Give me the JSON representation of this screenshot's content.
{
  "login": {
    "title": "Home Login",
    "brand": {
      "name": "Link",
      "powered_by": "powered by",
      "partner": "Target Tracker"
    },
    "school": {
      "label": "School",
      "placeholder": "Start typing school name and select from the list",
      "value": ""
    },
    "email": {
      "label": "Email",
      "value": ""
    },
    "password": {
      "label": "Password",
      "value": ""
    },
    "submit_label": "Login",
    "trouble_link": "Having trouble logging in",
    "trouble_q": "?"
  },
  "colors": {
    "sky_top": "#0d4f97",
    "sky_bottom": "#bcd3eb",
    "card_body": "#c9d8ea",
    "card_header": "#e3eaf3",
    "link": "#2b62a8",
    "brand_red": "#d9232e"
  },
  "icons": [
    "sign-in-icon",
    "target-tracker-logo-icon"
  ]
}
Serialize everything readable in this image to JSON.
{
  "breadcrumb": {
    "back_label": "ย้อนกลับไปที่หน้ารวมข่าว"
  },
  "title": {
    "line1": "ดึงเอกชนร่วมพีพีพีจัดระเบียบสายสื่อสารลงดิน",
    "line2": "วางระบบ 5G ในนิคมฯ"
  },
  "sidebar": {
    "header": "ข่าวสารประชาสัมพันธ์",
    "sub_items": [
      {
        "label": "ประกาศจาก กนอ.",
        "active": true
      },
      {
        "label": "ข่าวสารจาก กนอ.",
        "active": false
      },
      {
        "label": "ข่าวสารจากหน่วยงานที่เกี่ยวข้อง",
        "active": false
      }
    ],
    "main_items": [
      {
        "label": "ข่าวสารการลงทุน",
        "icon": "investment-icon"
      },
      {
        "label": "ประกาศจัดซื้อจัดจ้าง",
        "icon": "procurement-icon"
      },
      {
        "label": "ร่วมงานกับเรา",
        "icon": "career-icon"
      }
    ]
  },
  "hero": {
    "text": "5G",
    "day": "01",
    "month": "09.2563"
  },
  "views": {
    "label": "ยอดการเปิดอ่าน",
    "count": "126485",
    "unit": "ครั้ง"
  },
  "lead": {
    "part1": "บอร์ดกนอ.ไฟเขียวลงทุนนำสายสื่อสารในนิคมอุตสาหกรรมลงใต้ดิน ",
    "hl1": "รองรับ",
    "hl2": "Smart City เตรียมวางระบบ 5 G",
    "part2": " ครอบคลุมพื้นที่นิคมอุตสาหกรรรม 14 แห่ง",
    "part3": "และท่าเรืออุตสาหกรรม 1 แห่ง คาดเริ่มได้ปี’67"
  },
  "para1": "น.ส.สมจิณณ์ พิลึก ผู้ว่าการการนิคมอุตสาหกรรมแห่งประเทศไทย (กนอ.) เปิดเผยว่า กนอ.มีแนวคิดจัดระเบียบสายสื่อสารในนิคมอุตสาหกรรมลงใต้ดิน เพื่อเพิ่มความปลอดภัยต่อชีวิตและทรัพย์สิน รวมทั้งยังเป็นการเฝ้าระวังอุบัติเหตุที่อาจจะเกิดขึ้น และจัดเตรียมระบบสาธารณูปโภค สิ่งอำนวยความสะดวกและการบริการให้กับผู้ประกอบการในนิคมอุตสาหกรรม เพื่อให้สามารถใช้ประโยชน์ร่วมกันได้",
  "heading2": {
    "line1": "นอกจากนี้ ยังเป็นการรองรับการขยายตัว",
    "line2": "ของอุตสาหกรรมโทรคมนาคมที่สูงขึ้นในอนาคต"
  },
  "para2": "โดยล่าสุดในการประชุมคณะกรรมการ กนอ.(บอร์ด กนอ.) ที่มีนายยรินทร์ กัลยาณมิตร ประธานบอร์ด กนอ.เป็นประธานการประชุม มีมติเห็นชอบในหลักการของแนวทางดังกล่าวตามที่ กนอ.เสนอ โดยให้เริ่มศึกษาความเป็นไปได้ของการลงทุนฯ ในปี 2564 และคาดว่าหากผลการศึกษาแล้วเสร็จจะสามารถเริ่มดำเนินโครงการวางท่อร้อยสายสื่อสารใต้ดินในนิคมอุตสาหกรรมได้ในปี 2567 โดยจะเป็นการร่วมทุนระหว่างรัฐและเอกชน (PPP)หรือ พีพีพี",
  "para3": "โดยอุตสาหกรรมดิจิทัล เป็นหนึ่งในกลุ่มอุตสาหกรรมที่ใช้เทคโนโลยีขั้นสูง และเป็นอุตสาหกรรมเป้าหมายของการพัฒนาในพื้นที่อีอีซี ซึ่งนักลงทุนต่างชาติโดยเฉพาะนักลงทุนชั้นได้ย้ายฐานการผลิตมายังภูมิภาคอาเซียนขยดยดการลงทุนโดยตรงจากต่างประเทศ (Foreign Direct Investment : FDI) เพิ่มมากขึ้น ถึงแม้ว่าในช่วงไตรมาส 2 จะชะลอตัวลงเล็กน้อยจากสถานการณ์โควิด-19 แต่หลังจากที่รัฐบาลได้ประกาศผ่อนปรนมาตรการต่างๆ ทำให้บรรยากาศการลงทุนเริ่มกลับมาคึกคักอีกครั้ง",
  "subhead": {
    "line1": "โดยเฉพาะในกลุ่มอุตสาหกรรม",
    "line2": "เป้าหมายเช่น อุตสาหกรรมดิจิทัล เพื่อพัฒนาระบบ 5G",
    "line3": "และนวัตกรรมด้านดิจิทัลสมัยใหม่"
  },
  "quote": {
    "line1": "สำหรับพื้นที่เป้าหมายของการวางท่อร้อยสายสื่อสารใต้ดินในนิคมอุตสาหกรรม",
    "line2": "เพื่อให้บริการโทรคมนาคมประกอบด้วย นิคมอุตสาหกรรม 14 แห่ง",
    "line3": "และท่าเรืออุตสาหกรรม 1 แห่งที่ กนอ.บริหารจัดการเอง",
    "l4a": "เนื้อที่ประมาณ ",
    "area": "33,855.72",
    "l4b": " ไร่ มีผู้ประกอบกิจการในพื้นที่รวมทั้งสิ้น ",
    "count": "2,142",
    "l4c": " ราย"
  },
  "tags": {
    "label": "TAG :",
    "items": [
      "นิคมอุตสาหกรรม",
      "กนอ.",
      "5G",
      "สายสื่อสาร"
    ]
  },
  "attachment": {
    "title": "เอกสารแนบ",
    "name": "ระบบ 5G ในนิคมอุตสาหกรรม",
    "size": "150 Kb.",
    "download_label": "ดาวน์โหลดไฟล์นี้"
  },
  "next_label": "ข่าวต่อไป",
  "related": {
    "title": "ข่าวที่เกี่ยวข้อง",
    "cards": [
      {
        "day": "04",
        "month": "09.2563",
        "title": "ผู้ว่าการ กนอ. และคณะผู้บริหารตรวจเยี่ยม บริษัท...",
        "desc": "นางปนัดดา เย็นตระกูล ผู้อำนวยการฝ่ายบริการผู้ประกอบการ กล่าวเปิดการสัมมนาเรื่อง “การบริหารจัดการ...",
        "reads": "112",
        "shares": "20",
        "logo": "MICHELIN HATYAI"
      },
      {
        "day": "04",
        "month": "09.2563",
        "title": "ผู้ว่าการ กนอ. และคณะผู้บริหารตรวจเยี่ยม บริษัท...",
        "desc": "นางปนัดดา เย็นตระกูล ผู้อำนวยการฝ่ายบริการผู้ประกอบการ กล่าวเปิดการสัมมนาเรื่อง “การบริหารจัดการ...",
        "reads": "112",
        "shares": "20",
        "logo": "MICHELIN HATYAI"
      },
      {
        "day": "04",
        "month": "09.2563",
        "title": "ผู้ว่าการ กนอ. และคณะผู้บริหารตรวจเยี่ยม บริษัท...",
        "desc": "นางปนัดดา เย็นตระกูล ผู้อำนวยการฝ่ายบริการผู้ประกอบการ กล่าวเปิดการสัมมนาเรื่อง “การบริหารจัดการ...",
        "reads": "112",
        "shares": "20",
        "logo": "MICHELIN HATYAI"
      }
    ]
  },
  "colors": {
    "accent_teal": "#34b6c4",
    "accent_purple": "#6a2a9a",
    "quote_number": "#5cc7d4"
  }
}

### Given exercise
Every line above that contains the word "ตสาหกรรมลงใต" should be reported.

### Exercise answer
    "part1": "บอร์ดกนอ.ไฟเขียวลงทุนนำสายสื่อสารในนิคมอุตสาหกรรมลงใต้ดิน ",
  "para1": "น.ส.สมจิณณ์ พิลึก ผู้ว่าการการนิคมอุตสาหกรรมแห่งประเทศไทย (กนอ.) เปิดเผยว่า กนอ.มีแนวคิดจัดระเบียบสายสื่อสารในนิคมอุตสาหกรรมลงใต้ดิน เพื่อเพิ่มความปลอดภัยต่อชีวิตและทรัพย์สิน รวมทั้งยังเป็นการเฝ้าระวังอุบัติเหตุที่อาจจะเกิดขึ้น และจัดเตรียมระบบสาธารณูปโภค สิ่งอำนวยความสะดวกและการบริการให้กับผู้ประกอบการในนิคมอุตสาหกรรม เพื่อให้สามารถใช้ประโยชน์ร่วมกันได้",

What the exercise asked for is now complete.